---- STORED DATA
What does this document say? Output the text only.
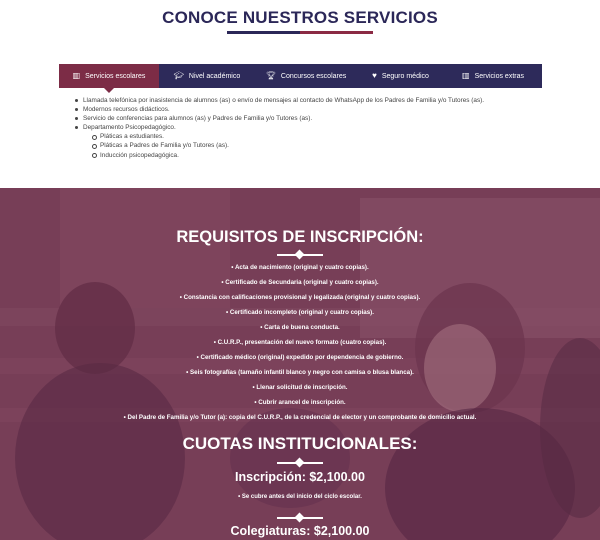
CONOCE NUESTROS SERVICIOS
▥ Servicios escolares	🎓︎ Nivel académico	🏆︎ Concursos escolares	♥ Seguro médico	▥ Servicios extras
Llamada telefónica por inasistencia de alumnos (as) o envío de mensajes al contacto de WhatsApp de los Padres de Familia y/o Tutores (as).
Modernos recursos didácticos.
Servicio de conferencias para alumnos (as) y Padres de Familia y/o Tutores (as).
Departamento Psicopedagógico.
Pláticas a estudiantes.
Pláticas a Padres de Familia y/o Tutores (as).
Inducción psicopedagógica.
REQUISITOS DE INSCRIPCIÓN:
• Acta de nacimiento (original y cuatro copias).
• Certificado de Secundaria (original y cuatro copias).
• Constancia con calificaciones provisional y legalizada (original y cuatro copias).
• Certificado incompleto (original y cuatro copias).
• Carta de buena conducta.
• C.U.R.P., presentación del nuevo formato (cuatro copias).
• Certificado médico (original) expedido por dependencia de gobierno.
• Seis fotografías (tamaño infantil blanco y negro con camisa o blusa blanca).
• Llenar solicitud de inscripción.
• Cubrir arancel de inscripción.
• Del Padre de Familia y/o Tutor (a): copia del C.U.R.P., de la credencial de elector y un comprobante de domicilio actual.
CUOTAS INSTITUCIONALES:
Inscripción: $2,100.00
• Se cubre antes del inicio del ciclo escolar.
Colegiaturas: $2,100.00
--------
(WHAT YOU WILL DO): In the listing above, locate each line with "Pláticas" and copy it.

(PROBLEM SOLUTION):
Pláticas a estudiantes.
Pláticas a Padres de Familia y/o Tutores (as).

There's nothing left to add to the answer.